* _Material provided_

━━━━━━━━━━

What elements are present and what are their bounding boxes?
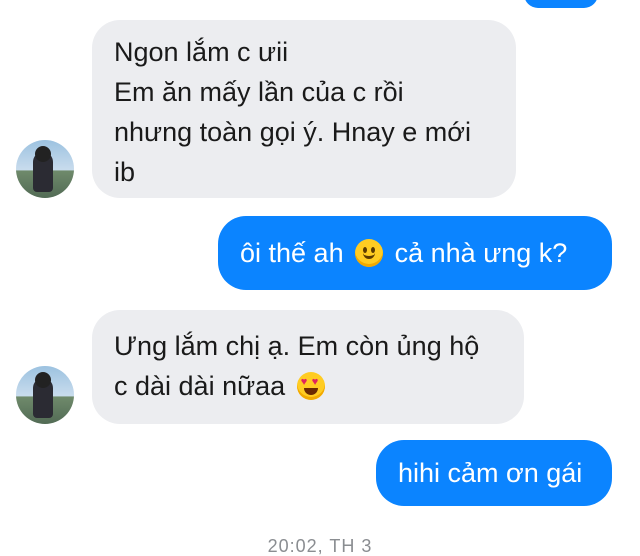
avatar-figure-head <box>35 146 51 162</box>
message-text: hihi cảm ơn gái <box>398 458 583 488</box>
message-text: ôi thế ah cả nhà ưng k? <box>240 233 590 273</box>
message-text-after: cả nhà ưng k? <box>394 238 568 268</box>
contact-avatar[interactable] <box>16 366 74 424</box>
message-line: Ưng lắm chị ạ. Em còn ủng hộ <box>114 331 480 361</box>
slightly-smiling-face-icon <box>355 239 384 267</box>
chat-thread: Ngon lắm c ưii Em ăn mấy lần của c rồi n… <box>0 0 640 556</box>
message-bubble-incoming[interactable]: Ưng lắm chị ạ. Em còn ủng hộ c dài dài n… <box>92 310 524 424</box>
previous-outgoing-bubble-edge <box>524 0 598 8</box>
message-text-before: ôi thế ah <box>240 238 344 268</box>
contact-avatar[interactable] <box>16 140 74 198</box>
message-line: Em ăn mấy lần của c rồi <box>114 77 404 107</box>
heart-eyes-icon: ♥ ♥ <box>296 372 325 400</box>
message-bubble-outgoing[interactable]: hihi cảm ơn gái <box>376 440 612 506</box>
message-line: c dài dài nữaa ♥ ♥ <box>114 366 502 406</box>
message-bubble-outgoing[interactable]: ôi thế ah cả nhà ưng k? <box>218 216 612 290</box>
message-line: nhưng toàn gọi ý. Hnay e mới <box>114 117 471 147</box>
message-line: ib <box>114 157 136 187</box>
message-bubble-incoming[interactable]: Ngon lắm c ưii Em ăn mấy lần của c rồi n… <box>92 20 516 198</box>
message-timestamp: 20:02, TH 3 <box>267 536 373 556</box>
message-line-text: c dài dài nữaa <box>114 371 286 401</box>
message-line: Ngon lắm c ưii <box>114 37 289 67</box>
avatar-figure-head <box>35 372 51 388</box>
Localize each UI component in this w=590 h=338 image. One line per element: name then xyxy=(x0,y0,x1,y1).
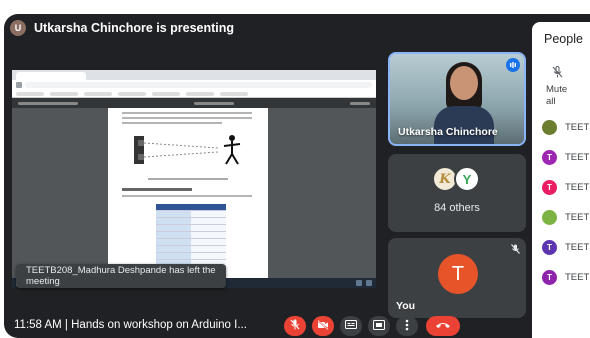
browser-tab-strip xyxy=(12,70,376,80)
self-video-tile[interactable]: T You xyxy=(388,238,526,318)
participant-avatar: Y xyxy=(454,166,480,192)
presenter-video-tile[interactable]: Utkarsha Chinchore xyxy=(388,52,526,146)
participant-name: TEETE xyxy=(565,212,590,223)
present-screen-icon xyxy=(373,319,385,333)
shared-screen[interactable] xyxy=(12,70,376,288)
left-meeting-toast: TEETB208_Madhura Deshpande has left the … xyxy=(16,264,226,288)
participant-avatar: T xyxy=(542,270,557,285)
participant-row[interactable]: T TEETE xyxy=(542,150,590,165)
participant-name: TEETE xyxy=(565,182,590,193)
back-icon xyxy=(16,82,22,88)
browser-tab xyxy=(16,72,86,80)
url-field xyxy=(25,82,372,88)
self-avatar: T xyxy=(438,254,478,294)
browser-address-bar xyxy=(12,80,376,90)
pdf-page xyxy=(108,108,268,278)
participant-avatar: T xyxy=(542,180,557,195)
bookmarks-bar xyxy=(12,90,376,98)
camera-off-icon xyxy=(317,319,329,333)
sensor-diagram xyxy=(134,135,241,165)
meeting-details[interactable]: 11:58 AM | Hands on workshop on Arduino … xyxy=(14,319,247,331)
others-count: 84 others xyxy=(434,202,480,214)
participant-avatar: T xyxy=(542,240,557,255)
participant-row[interactable]: T TEETE xyxy=(542,270,590,285)
mic-toggle-button[interactable] xyxy=(284,316,306,336)
mute-all-label: Mute all xyxy=(546,84,568,107)
mic-off-icon xyxy=(290,319,300,333)
presenter-avatar: U xyxy=(10,20,26,36)
participant-avatar: T xyxy=(542,150,557,165)
participant-name: TEETE xyxy=(565,122,590,133)
presenter-name: Utkarsha Chinchore xyxy=(398,126,498,138)
mic-off-icon xyxy=(511,244,520,256)
captions-button[interactable] xyxy=(340,316,362,336)
toast-text: TEETB208_Madhura Deshpande has left the … xyxy=(26,265,216,287)
speaking-indicator-icon xyxy=(506,58,520,72)
people-panel-title: People xyxy=(544,32,583,46)
participant-row[interactable]: TEETE xyxy=(542,210,590,225)
self-label: You xyxy=(396,300,416,312)
pdf-toolbar xyxy=(12,98,376,108)
present-now-button[interactable] xyxy=(368,316,390,336)
more-options-icon xyxy=(405,319,409,334)
participant-row[interactable]: T TEETE xyxy=(542,180,590,195)
mic-off-icon xyxy=(552,66,563,81)
presenting-text: Utkarsha Chinchore is presenting xyxy=(34,21,235,35)
leave-call-button[interactable] xyxy=(426,316,460,336)
participant-name: TEETE xyxy=(565,152,590,163)
presenting-bar: U Utkarsha Chinchore is presenting xyxy=(10,20,234,36)
participant-name: TEETE xyxy=(565,272,590,283)
participant-avatar xyxy=(542,210,557,225)
captions-icon xyxy=(345,320,357,332)
pdf-viewer xyxy=(12,108,376,278)
others-tile[interactable]: K Y 84 others xyxy=(388,154,526,232)
participant-avatar xyxy=(542,120,557,135)
participant-row[interactable]: T TEETE xyxy=(542,240,590,255)
mute-all-button[interactable] xyxy=(552,66,563,81)
end-call-icon xyxy=(435,321,451,332)
participant-name: TEETE xyxy=(565,242,590,253)
bottom-control-bar: 11:58 AM | Hands on workshop on Arduino … xyxy=(4,316,590,338)
camera-toggle-button[interactable] xyxy=(312,316,334,336)
meet-stage: U Utkarsha Chinchore is presenting TEETB… xyxy=(4,14,590,338)
people-panel: People Mute all TEETE T TEETE T TEETE TE… xyxy=(532,22,590,338)
pdf-table xyxy=(156,204,226,267)
more-options-button[interactable] xyxy=(396,316,418,336)
participant-row[interactable]: TEETE xyxy=(542,120,590,135)
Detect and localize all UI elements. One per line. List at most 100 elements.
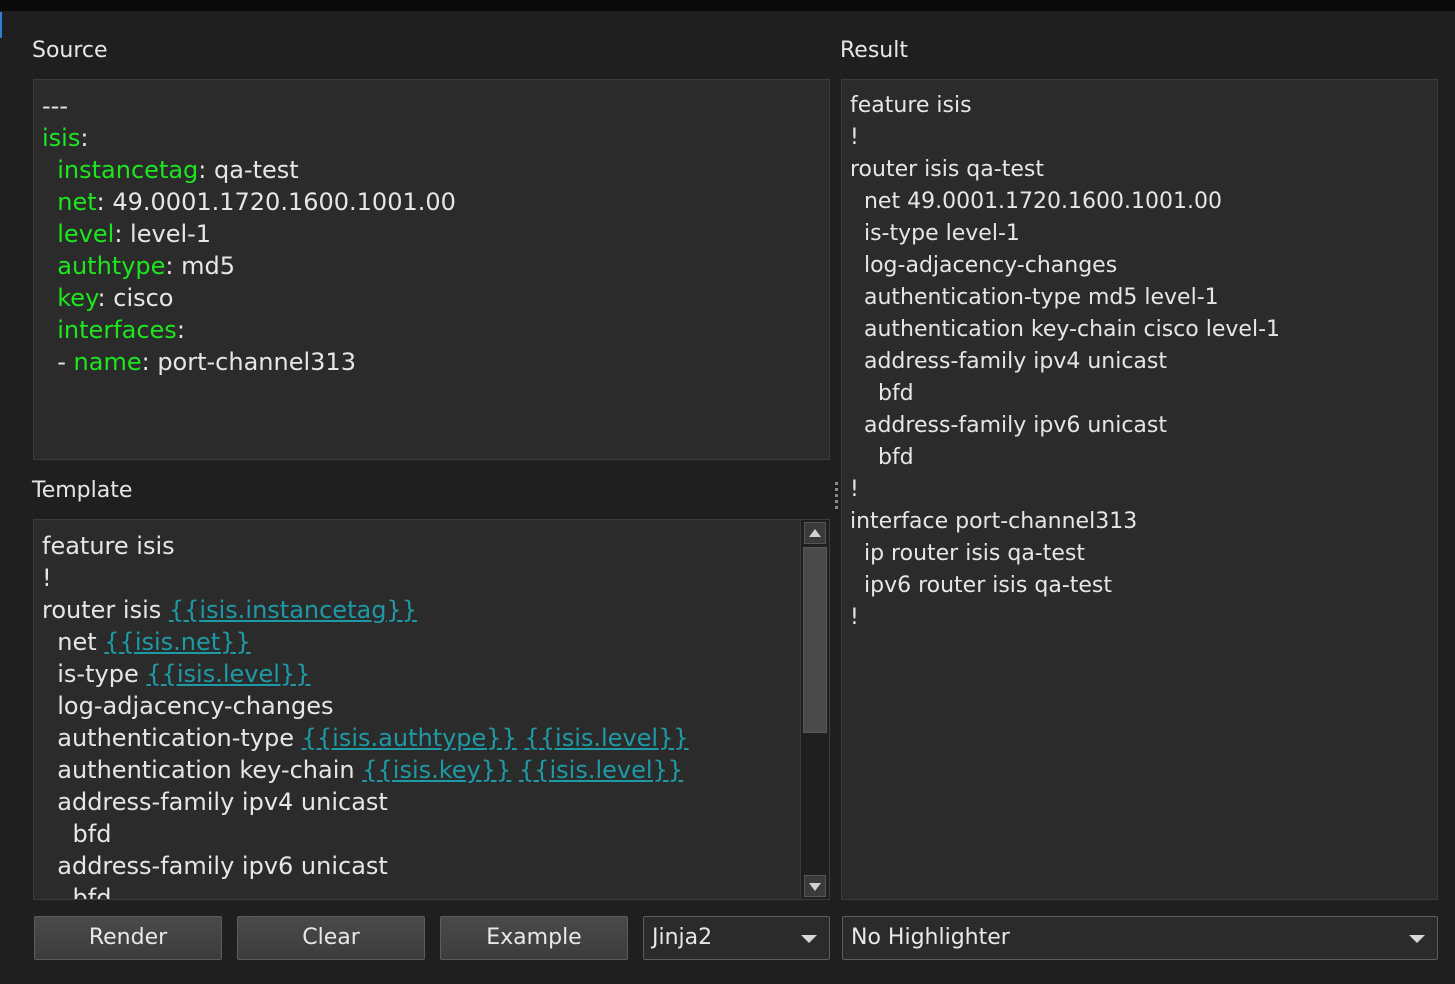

━━━━━━━━━━

* _Given task_
Copy all of the records above word for word, leaving out the pictures.

* _Task answer_
What elements are present and what are their bounding boxes?
avatar-figure-head <box>35 146 51 162</box>
message-text: hihi cảm ơn gái <box>398 458 583 488</box>
message-text: ôi thế ah cả nhà ưng k? <box>240 233 590 273</box>
message-text-after: cả nhà ưng k? <box>394 238 568 268</box>
contact-avatar[interactable] <box>16 366 74 424</box>
message-line: Ưng lắm chị ạ. Em còn ủng hộ <box>114 331 480 361</box>
slightly-smiling-face-icon <box>355 239 384 267</box>
chat-thread: Ngon lắm c ưii Em ăn mấy lần của c rồi n… <box>0 0 640 556</box>
message-bubble-incoming[interactable]: Ưng lắm chị ạ. Em còn ủng hộ c dài dài n… <box>92 310 524 424</box>
previous-outgoing-bubble-edge <box>524 0 598 8</box>
message-text-before: ôi thế ah <box>240 238 344 268</box>
contact-avatar[interactable] <box>16 140 74 198</box>
message-line: Em ăn mấy lần của c rồi <box>114 77 404 107</box>
heart-eyes-icon: ♥ ♥ <box>296 372 325 400</box>
message-bubble-outgoing[interactable]: hihi cảm ơn gái <box>376 440 612 506</box>
message-line: c dài dài nữaa ♥ ♥ <box>114 366 502 406</box>
message-bubble-outgoing[interactable]: ôi thế ah cả nhà ưng k? <box>218 216 612 290</box>
message-line: nhưng toàn gọi ý. Hnay e mới <box>114 117 471 147</box>
message-line: ib <box>114 157 136 187</box>
message-bubble-incoming[interactable]: Ngon lắm c ưii Em ăn mấy lần của c rồi n… <box>92 20 516 198</box>
message-timestamp: 20:02, TH 3 <box>267 536 373 556</box>
message-line-text: c dài dài nữaa <box>114 371 286 401</box>
message-line: Ngon lắm c ưii <box>114 37 289 67</box>
avatar-figure-head <box>35 372 51 388</box>
Localize each UI component in this w=590 h=338 image. One line per element: name then xyxy=(x0,y0,x1,y1).
browser-tab-strip xyxy=(12,70,376,80)
self-video-tile[interactable]: T You xyxy=(388,238,526,318)
participant-avatar: Y xyxy=(454,166,480,192)
presenter-video-tile[interactable]: Utkarsha Chinchore xyxy=(388,52,526,146)
participant-name: TEETE xyxy=(565,212,590,223)
present-screen-icon xyxy=(373,319,385,333)
shared-screen[interactable] xyxy=(12,70,376,288)
left-meeting-toast: TEETB208_Madhura Deshpande has left the … xyxy=(16,264,226,288)
participant-avatar: T xyxy=(542,270,557,285)
participant-row[interactable]: T TEETE xyxy=(542,150,590,165)
participant-name: TEETE xyxy=(565,182,590,193)
back-icon xyxy=(16,82,22,88)
browser-tab xyxy=(16,72,86,80)
url-field xyxy=(25,82,372,88)
self-avatar: T xyxy=(438,254,478,294)
browser-address-bar xyxy=(12,80,376,90)
pdf-page xyxy=(108,108,268,278)
participant-avatar: T xyxy=(542,180,557,195)
bookmarks-bar xyxy=(12,90,376,98)
camera-off-icon xyxy=(317,319,329,333)
sensor-diagram xyxy=(134,135,241,165)
meeting-details[interactable]: 11:58 AM | Hands on workshop on Arduino … xyxy=(14,319,247,331)
others-count: 84 others xyxy=(434,202,480,214)
participant-avatar: T xyxy=(542,240,557,255)
participant-row[interactable]: T TEETE xyxy=(542,270,590,285)
mic-toggle-button[interactable] xyxy=(284,316,306,336)
mute-all-label: Mute all xyxy=(546,84,568,107)
mic-off-icon xyxy=(290,319,300,333)
presenter-avatar: U xyxy=(10,20,26,36)
participant-avatar: T xyxy=(542,150,557,165)
participant-name: TEETE xyxy=(565,122,590,133)
presenter-name: Utkarsha Chinchore xyxy=(398,126,498,138)
mic-off-icon xyxy=(511,244,520,256)
captions-button[interactable] xyxy=(340,316,362,336)
toast-text: TEETB208_Madhura Deshpande has left the … xyxy=(26,265,216,287)
speaking-indicator-icon xyxy=(506,58,520,72)
people-panel-title: People xyxy=(544,32,583,46)
participant-row[interactable]: TEETE xyxy=(542,210,590,225)
self-label: You xyxy=(396,300,416,312)
pdf-toolbar xyxy=(12,98,376,108)
present-now-button[interactable] xyxy=(368,316,390,336)
more-options-icon xyxy=(405,319,409,334)
participant-row[interactable]: T TEETE xyxy=(542,180,590,195)
mic-off-icon xyxy=(552,66,563,81)
presenting-text: Utkarsha Chinchore is presenting xyxy=(34,21,235,35)
leave-call-button[interactable] xyxy=(426,316,460,336)
participant-name: TEETE xyxy=(565,152,590,163)
presenting-bar: U Utkarsha Chinchore is presenting xyxy=(10,20,234,36)
participant-name: TEETE xyxy=(565,272,590,283)
participant-avatar xyxy=(542,210,557,225)
captions-icon xyxy=(345,320,357,332)
pdf-viewer xyxy=(12,108,376,278)
others-tile[interactable]: K Y 84 others xyxy=(388,154,526,232)
participant-avatar xyxy=(542,120,557,135)
participant-row[interactable]: T TEETE xyxy=(542,240,590,255)
mute-all-button[interactable] xyxy=(552,66,563,81)
end-call-icon xyxy=(435,321,451,332)
participant-name: TEETE xyxy=(565,242,590,253)
bottom-control-bar: 11:58 AM | Hands on workshop on Arduino … xyxy=(4,316,590,338)
camera-toggle-button[interactable] xyxy=(312,316,334,336)
meet-stage: U Utkarsha Chinchore is presenting TEETB… xyxy=(4,14,590,338)
people-panel: People Mute all TEETE T TEETE T TEETE TE… xyxy=(532,22,590,338)
pdf-table xyxy=(156,204,226,267)
more-options-button[interactable] xyxy=(396,316,418,336)
participant-row[interactable]: TEETE xyxy=(542,120,590,135)
Detect and localize all UI elements. One per line. List at most 100 elements.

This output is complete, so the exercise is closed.